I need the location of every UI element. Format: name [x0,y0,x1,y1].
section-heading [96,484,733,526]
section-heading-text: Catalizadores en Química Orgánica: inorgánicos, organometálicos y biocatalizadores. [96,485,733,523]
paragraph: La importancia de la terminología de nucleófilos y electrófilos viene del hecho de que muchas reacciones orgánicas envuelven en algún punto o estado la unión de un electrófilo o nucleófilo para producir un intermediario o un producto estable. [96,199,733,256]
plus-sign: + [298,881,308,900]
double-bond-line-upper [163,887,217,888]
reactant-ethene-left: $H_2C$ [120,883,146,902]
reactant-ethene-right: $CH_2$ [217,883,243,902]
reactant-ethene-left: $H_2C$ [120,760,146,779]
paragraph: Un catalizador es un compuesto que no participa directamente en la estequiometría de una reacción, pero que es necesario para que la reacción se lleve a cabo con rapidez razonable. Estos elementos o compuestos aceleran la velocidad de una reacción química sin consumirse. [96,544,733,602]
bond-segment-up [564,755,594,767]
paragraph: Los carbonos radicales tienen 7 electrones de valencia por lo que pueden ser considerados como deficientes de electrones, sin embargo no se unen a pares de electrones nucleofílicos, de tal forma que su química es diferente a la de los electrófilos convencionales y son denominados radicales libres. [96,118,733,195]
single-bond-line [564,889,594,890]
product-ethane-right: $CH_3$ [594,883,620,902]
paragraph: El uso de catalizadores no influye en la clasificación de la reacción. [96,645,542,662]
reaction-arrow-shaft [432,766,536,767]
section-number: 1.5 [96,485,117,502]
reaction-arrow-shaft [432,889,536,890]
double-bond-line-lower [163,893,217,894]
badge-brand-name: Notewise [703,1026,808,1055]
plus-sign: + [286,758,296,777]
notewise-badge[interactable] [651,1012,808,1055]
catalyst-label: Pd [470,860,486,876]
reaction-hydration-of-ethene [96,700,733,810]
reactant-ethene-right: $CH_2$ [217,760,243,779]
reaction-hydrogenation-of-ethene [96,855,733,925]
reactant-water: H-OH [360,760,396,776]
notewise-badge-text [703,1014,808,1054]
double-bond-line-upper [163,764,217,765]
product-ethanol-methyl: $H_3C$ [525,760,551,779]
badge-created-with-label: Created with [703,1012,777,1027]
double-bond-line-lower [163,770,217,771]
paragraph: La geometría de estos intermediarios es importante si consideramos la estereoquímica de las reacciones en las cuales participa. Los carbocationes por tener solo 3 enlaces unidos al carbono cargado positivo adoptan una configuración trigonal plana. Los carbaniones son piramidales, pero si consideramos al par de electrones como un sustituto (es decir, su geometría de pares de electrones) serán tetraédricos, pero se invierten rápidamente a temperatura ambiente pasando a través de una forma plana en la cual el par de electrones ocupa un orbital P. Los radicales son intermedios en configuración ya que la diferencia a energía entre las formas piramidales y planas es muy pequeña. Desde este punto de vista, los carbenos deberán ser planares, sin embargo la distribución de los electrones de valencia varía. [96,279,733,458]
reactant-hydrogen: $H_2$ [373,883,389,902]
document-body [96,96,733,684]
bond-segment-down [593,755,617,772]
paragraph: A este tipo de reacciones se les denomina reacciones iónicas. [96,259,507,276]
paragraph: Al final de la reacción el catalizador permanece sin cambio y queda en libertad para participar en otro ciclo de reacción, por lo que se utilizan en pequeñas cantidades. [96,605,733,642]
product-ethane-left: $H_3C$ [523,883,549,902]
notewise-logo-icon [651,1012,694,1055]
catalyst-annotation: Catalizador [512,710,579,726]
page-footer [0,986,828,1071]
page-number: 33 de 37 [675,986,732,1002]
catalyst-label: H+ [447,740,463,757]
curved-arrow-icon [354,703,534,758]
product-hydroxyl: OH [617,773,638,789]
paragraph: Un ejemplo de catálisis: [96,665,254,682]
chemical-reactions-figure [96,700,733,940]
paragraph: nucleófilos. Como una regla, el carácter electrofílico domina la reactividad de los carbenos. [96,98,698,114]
------------
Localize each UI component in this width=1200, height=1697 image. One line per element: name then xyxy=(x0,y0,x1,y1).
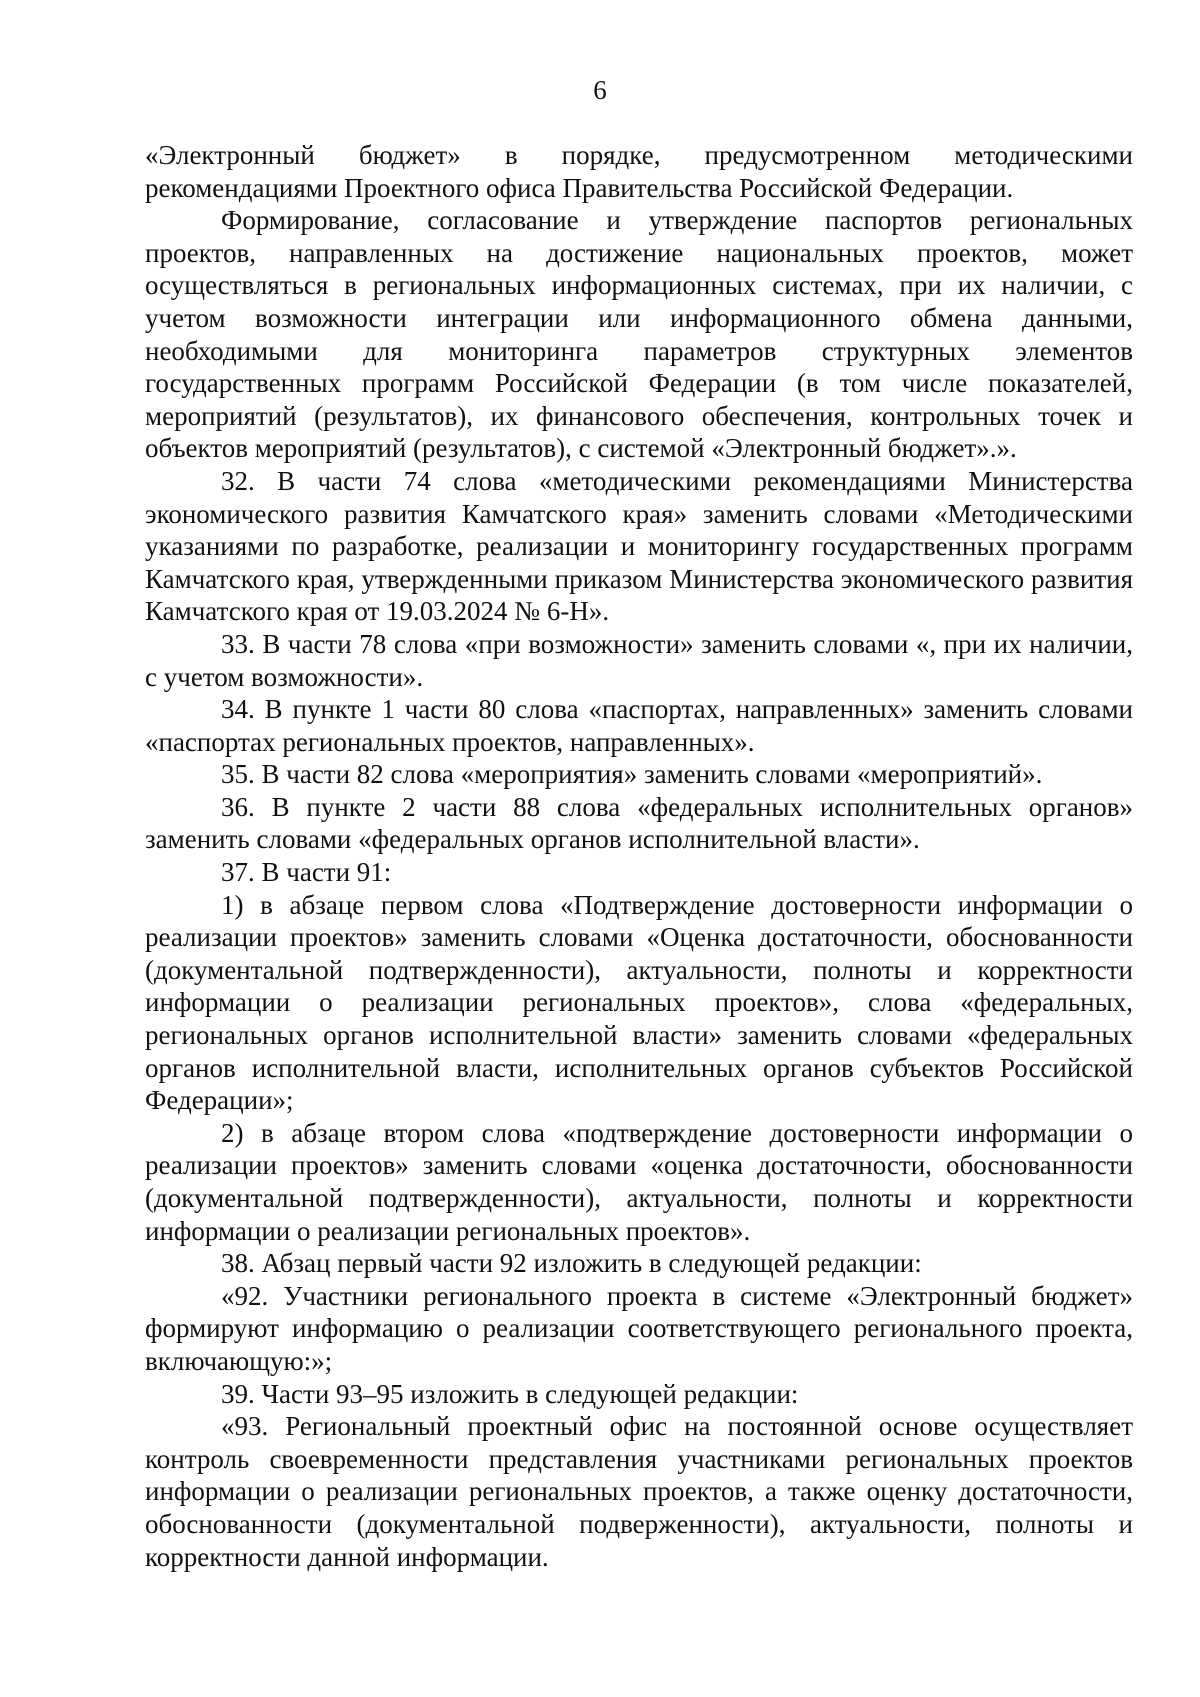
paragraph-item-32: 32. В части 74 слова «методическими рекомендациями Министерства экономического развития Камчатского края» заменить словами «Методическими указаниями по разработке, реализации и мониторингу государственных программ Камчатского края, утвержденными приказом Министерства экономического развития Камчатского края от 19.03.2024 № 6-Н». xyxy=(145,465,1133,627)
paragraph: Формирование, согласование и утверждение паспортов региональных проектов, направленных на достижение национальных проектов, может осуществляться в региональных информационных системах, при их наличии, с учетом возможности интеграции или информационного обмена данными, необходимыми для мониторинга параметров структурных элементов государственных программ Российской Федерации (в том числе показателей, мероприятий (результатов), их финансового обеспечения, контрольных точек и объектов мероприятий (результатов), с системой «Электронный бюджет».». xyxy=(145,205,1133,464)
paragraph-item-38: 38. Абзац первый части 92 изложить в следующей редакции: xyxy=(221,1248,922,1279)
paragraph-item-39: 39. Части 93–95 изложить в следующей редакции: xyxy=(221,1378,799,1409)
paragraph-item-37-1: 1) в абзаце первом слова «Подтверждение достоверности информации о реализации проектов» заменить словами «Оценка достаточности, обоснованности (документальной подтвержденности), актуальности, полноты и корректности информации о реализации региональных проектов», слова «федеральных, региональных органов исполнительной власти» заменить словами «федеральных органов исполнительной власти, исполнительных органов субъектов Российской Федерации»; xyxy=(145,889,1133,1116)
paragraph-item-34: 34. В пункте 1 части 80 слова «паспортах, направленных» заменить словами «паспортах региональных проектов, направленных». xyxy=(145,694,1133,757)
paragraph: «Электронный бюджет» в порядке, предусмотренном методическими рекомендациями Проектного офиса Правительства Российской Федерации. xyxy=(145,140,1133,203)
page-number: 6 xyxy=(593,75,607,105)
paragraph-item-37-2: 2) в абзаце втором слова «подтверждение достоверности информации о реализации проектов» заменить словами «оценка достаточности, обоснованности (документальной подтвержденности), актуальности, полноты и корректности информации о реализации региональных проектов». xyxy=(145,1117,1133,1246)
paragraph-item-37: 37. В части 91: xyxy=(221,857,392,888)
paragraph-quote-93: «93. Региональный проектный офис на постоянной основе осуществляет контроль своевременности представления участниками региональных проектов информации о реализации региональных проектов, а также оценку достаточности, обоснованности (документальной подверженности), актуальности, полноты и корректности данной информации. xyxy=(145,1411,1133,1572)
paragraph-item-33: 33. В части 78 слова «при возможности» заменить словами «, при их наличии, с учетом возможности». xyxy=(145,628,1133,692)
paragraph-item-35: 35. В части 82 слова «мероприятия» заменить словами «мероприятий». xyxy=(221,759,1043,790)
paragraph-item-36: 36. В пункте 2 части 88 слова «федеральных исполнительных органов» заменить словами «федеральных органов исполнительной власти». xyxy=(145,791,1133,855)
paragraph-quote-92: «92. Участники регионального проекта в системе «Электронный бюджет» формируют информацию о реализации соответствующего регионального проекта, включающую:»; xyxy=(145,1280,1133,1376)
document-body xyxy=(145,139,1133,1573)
------------
■ GOAL ■
Return every line above that contains the string "badge". Case counts.

■ THE ANSWER ■
badge-brand-name: Notewise [703,1026,808,1055]
notewise-badge[interactable] [651,1012,808,1055]
notewise-badge-text [703,1014,808,1054]
badge-created-with-label: Created with [703,1012,777,1027]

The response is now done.